'''
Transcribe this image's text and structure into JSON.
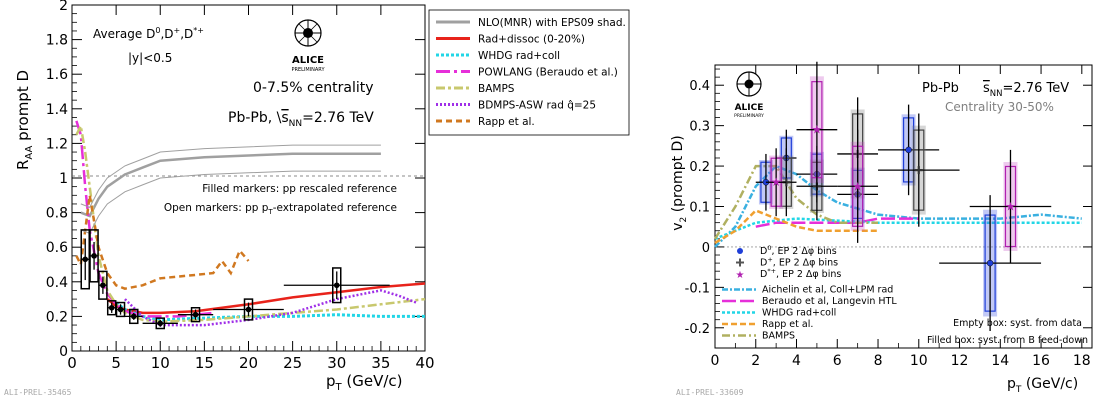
{
  "left_panel": {
    "ylabel": "R",
    "ylabel_sub": "AA",
    "ylabel_rest": " prompt D",
    "xlabel": "p",
    "xlabel_sub": "T",
    "xlabel_rest": " (GeV/c)",
    "yticks": [
      "0",
      "0.2",
      "0.4",
      "0.6",
      "0.8",
      "1",
      "1.2",
      "1.4",
      "1.6",
      "1.8",
      "2"
    ],
    "xticks": [
      "0",
      "5",
      "10",
      "15",
      "20",
      "25",
      "30",
      "35",
      "40"
    ],
    "title_line1": "Average D",
    "title_line2": "|y|<0.5",
    "centrality": "0-7.5% centrality",
    "system": "Pb-Pb, ",
    "energy": "s",
    "energy_sub": "NN",
    "energy_val": "=2.76 TeV",
    "note1": "Filled markers: pp rescaled reference",
    "note2": "Open markers: pp p",
    "note2_sub": "T",
    "note2_rest": "-extrapolated reference",
    "prelim_tag": "ALI-PREL-35465",
    "logo_text": "ALICE",
    "logo_sub": "PRELIMINARY"
  },
  "left_legend": [
    {
      "label": "NLO(MNR) with EPS09 shad.",
      "color": "#a0a0a0",
      "dash": ""
    },
    {
      "label": "Rad+dissoc (0-20%)",
      "color": "#e8231b",
      "dash": ""
    },
    {
      "label": "WHDG rad+coll",
      "color": "#22d6e6",
      "dash": "3,2"
    },
    {
      "label": "POWLANG (Beraudo et al.)",
      "color": "#e62fd9",
      "dash": "14,4,3,4"
    },
    {
      "label": "BAMPS",
      "color": "#c8c86e",
      "dash": "9,3,3,3"
    },
    {
      "label": "BDMPS-ASW rad q̂=25",
      "color": "#a030e8",
      "dash": "2,2"
    },
    {
      "label": "Rapp et al.",
      "color": "#d07820",
      "dash": "6,4"
    }
  ],
  "right_panel": {
    "ylabel": "v",
    "ylabel_sub": "2",
    "ylabel_rest": " (prompt D)",
    "xlabel": "p",
    "xlabel_sub": "T",
    "xlabel_rest": " (GeV/c)",
    "yticks": [
      "-0.2",
      "-0.1",
      "0",
      "0.1",
      "0.2",
      "0.3",
      "0.4"
    ],
    "xticks": [
      "0",
      "2",
      "4",
      "6",
      "8",
      "10",
      "12",
      "14",
      "16",
      "18"
    ],
    "system": "Pb-Pb",
    "energy": "s",
    "energy_sub": "NN",
    "energy_val": "=2.76 TeV",
    "centrality": "Centrality 30-50%",
    "note1": "Empty box: syst. from data",
    "note2": "Filled box: syst. from B feed-down",
    "prelim_tag": "ALI-PREL-33609",
    "logo_text": "ALICE",
    "logo_sub": "PRELIMINARY"
  },
  "right_legend": [
    {
      "label": "D",
      "sup": "0",
      "rest": ", EP 2 Δφ bins",
      "color": "#1f3fd8",
      "marker": "circle"
    },
    {
      "label": "D",
      "sup": "+",
      "rest": ", EP 2 Δφ bins",
      "color": "#555555",
      "marker": "cross"
    },
    {
      "label": "D",
      "sup": "*+",
      "rest": ", EP 2 Δφ bins",
      "color": "#b020b0",
      "marker": "star"
    },
    {
      "label": "Aichelin et al, Coll+LPM rad",
      "color": "#3ab0e0",
      "dash": "6,2,2,2"
    },
    {
      "label": "Beraudo et al, Langevin HTL",
      "color": "#e62fd9",
      "dash": "14,4"
    },
    {
      "label": "WHDG rad+coll",
      "color": "#22d6e6",
      "dash": "3,2"
    },
    {
      "label": "Rapp et al.",
      "color": "#f0a030",
      "dash": "6,3"
    },
    {
      "label": "BAMPS",
      "color": "#b0b060",
      "dash": "8,3,2,3"
    }
  ],
  "chart_data": [
    {
      "type": "scatter",
      "title": "",
      "xlabel": "pT (GeV/c)",
      "ylabel": "RAA prompt D",
      "xlim": [
        0,
        40
      ],
      "ylim": [
        0,
        2
      ],
      "legend_position": "top-right",
      "data_points": [
        {
          "x": 1.5,
          "y": 0.53,
          "xerr": 0.5,
          "yerr": 0.12,
          "sys": 0.17
        },
        {
          "x": 2.5,
          "y": 0.55,
          "xerr": 0.5,
          "yerr": 0.08,
          "sys": 0.15
        },
        {
          "x": 3.5,
          "y": 0.38,
          "xerr": 0.5,
          "yerr": 0.05,
          "sys": 0.08
        },
        {
          "x": 4.5,
          "y": 0.25,
          "xerr": 0.5,
          "yerr": 0.03,
          "sys": 0.04
        },
        {
          "x": 5.5,
          "y": 0.24,
          "xerr": 0.5,
          "yerr": 0.03,
          "sys": 0.04
        },
        {
          "x": 7,
          "y": 0.2,
          "xerr": 1,
          "yerr": 0.02,
          "sys": 0.04
        },
        {
          "x": 10,
          "y": 0.16,
          "xerr": 2,
          "yerr": 0.02,
          "sys": 0.03
        },
        {
          "x": 14,
          "y": 0.21,
          "xerr": 2,
          "yerr": 0.03,
          "sys": 0.04
        },
        {
          "x": 20,
          "y": 0.24,
          "xerr": 4,
          "yerr": 0.04,
          "sys": 0.06
        },
        {
          "x": 30,
          "y": 0.38,
          "xerr": 6,
          "yerr": 0.08,
          "sys": 0.1
        }
      ],
      "series": [
        {
          "name": "NLO(MNR) with EPS09 shad.",
          "x": [
            1,
            2,
            3,
            4,
            6,
            8,
            10,
            15,
            20,
            25,
            30,
            35
          ],
          "y": [
            0.8,
            0.78,
            0.88,
            0.95,
            1.02,
            1.06,
            1.1,
            1.12,
            1.13,
            1.14,
            1.14,
            1.14
          ]
        },
        {
          "name": "Rad+dissoc (0-20%)",
          "x": [
            4,
            5,
            6,
            8,
            10,
            14,
            20,
            25,
            30,
            35,
            40
          ],
          "y": [
            0.3,
            0.26,
            0.24,
            0.22,
            0.22,
            0.23,
            0.27,
            0.31,
            0.34,
            0.37,
            0.39
          ]
        },
        {
          "name": "WHDG rad+coll",
          "x": [
            5,
            6,
            8,
            10,
            15,
            20,
            25,
            30,
            35,
            40
          ],
          "y": [
            0.28,
            0.24,
            0.2,
            0.18,
            0.19,
            0.2,
            0.2,
            0.21,
            0.2,
            0.2
          ]
        },
        {
          "name": "POWLANG (Beraudo et al.)",
          "x": [
            0.5,
            1,
            1.5,
            2,
            3,
            4,
            5,
            6,
            8,
            10,
            12,
            14,
            16
          ],
          "y": [
            1.33,
            1.25,
            0.95,
            0.7,
            0.45,
            0.33,
            0.27,
            0.23,
            0.2,
            0.2,
            0.2,
            0.21,
            0.22
          ]
        },
        {
          "name": "BAMPS",
          "x": [
            0.5,
            1,
            1.5,
            2,
            3,
            4,
            5,
            6,
            8,
            10,
            15,
            20,
            25,
            30,
            35,
            40
          ],
          "y": [
            1.25,
            1.3,
            1.15,
            0.95,
            0.55,
            0.35,
            0.27,
            0.22,
            0.18,
            0.17,
            0.18,
            0.2,
            0.22,
            0.24,
            0.27,
            0.3
          ]
        },
        {
          "name": "BDMPS-ASW rad q=25",
          "x": [
            6,
            8,
            10,
            15,
            20,
            25,
            30,
            35,
            37,
            39
          ],
          "y": [
            0.3,
            0.2,
            0.15,
            0.15,
            0.18,
            0.22,
            0.3,
            0.35,
            0.32,
            0.28
          ]
        },
        {
          "name": "Rapp et al.",
          "x": [
            0.5,
            1,
            2,
            3,
            4,
            5,
            6,
            8,
            10,
            12,
            14,
            16,
            17,
            18,
            19,
            20
          ],
          "y": [
            0.55,
            0.5,
            0.9,
            0.6,
            0.45,
            0.38,
            0.36,
            0.38,
            0.42,
            0.43,
            0.44,
            0.45,
            0.52,
            0.45,
            0.58,
            0.52
          ]
        }
      ]
    },
    {
      "type": "scatter",
      "title": "",
      "xlabel": "pT (GeV/c)",
      "ylabel": "v2 (prompt D)",
      "xlim": [
        0,
        18.5
      ],
      "ylim": [
        -0.25,
        0.45
      ],
      "legend_position": "bottom-left",
      "series": [
        {
          "name": "D0, EP 2 Δφ bins",
          "points": [
            {
              "x": 2.5,
              "y": 0.16,
              "yerr": 0.05,
              "xerr": 0.5
            },
            {
              "x": 3.5,
              "y": 0.22,
              "yerr": 0.05,
              "xerr": 0.5
            },
            {
              "x": 5,
              "y": 0.18,
              "yerr": 0.05,
              "xerr": 1
            },
            {
              "x": 7,
              "y": 0.13,
              "yerr": 0.06,
              "xerr": 1
            },
            {
              "x": 9.5,
              "y": 0.24,
              "yerr": 0.08,
              "xerr": 1.5
            },
            {
              "x": 13.5,
              "y": -0.04,
              "yerr": 0.12,
              "xerr": 2.5
            }
          ]
        },
        {
          "name": "D+, EP 2 Δφ bins",
          "points": [
            {
              "x": 3.5,
              "y": 0.16,
              "yerr": 0.06,
              "xerr": 0.5
            },
            {
              "x": 5,
              "y": 0.15,
              "yerr": 0.06,
              "xerr": 1
            },
            {
              "x": 7,
              "y": 0.23,
              "yerr": 0.1,
              "xerr": 1
            },
            {
              "x": 10,
              "y": 0.19,
              "yerr": 0.1,
              "xerr": 2
            }
          ]
        },
        {
          "name": "D*+, EP 2 Δφ bins",
          "points": [
            {
              "x": 3,
              "y": 0.16,
              "yerr": 0.06,
              "xerr": 0.5
            },
            {
              "x": 5,
              "y": 0.29,
              "yerr": 0.12,
              "xerr": 1
            },
            {
              "x": 7,
              "y": 0.15,
              "yerr": 0.1,
              "xerr": 1
            },
            {
              "x": 14.5,
              "y": 0.1,
              "yerr": 0.1,
              "xerr": 2
            }
          ]
        },
        {
          "name": "Aichelin et al, Coll+LPM rad",
          "x": [
            0,
            1,
            2,
            3,
            4,
            5,
            6,
            8,
            10,
            12,
            14,
            16,
            18
          ],
          "y": [
            0,
            0.05,
            0.15,
            0.2,
            0.18,
            0.14,
            0.11,
            0.08,
            0.07,
            0.07,
            0.07,
            0.08,
            0.07
          ]
        },
        {
          "name": "Beraudo et al, Langevin HTL",
          "x": [
            2,
            3,
            4,
            5,
            6,
            7,
            8,
            9,
            10
          ],
          "y": [
            0.05,
            0.06,
            0.06,
            0.06,
            0.06,
            0.06,
            0.07,
            0.07,
            0.07
          ]
        },
        {
          "name": "WHDG rad+coll",
          "x": [
            0,
            2,
            4,
            6,
            8,
            10,
            12,
            14,
            16,
            18
          ],
          "y": [
            0.02,
            0.06,
            0.07,
            0.065,
            0.06,
            0.06,
            0.06,
            0.06,
            0.06,
            0.06
          ]
        },
        {
          "name": "Rapp et al.",
          "x": [
            0,
            1,
            2,
            3,
            4,
            5,
            6,
            7,
            8
          ],
          "y": [
            0.01,
            0.04,
            0.09,
            0.07,
            0.05,
            0.04,
            0.04,
            0.04,
            0.04
          ]
        },
        {
          "name": "BAMPS",
          "x": [
            0,
            1,
            2,
            3,
            4,
            5,
            6,
            7,
            8
          ],
          "y": [
            0.02,
            0.1,
            0.2,
            0.2,
            0.12,
            0.08,
            0.06,
            0.06,
            0.06
          ]
        }
      ]
    }
  ]
}
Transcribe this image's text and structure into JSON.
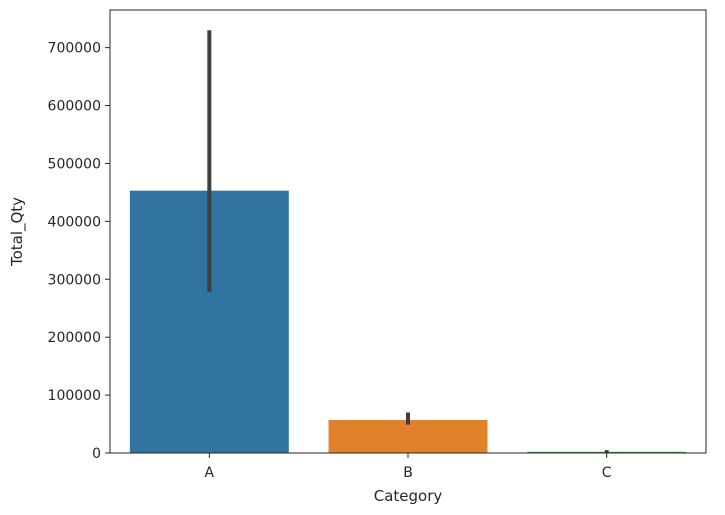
{
  "chart_data": {
    "type": "bar",
    "title": "",
    "xlabel": "Category",
    "ylabel": "Total_Qty",
    "categories": [
      "A",
      "B",
      "C"
    ],
    "values": [
      453000,
      57000,
      2000
    ],
    "error_bars": [
      {
        "low": 278000,
        "high": 730000
      },
      {
        "low": 49000,
        "high": 70000
      },
      {
        "low": 0,
        "high": 5000
      }
    ],
    "colors": [
      "#3274a1",
      "#e1812c",
      "#3a923a"
    ],
    "error_color": "#3f3f3f",
    "ylim": [
      0,
      765000
    ],
    "yticks": [
      0,
      100000,
      200000,
      300000,
      400000,
      500000,
      600000,
      700000
    ],
    "ytick_labels": [
      "0",
      "100000",
      "200000",
      "300000",
      "400000",
      "500000",
      "600000",
      "700000"
    ],
    "grid": false,
    "legend": "none"
  }
}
'''
*What you need to do*
Some lines of the data above may hold the word "markers"; report how many do, and nothing else.

*The result*
2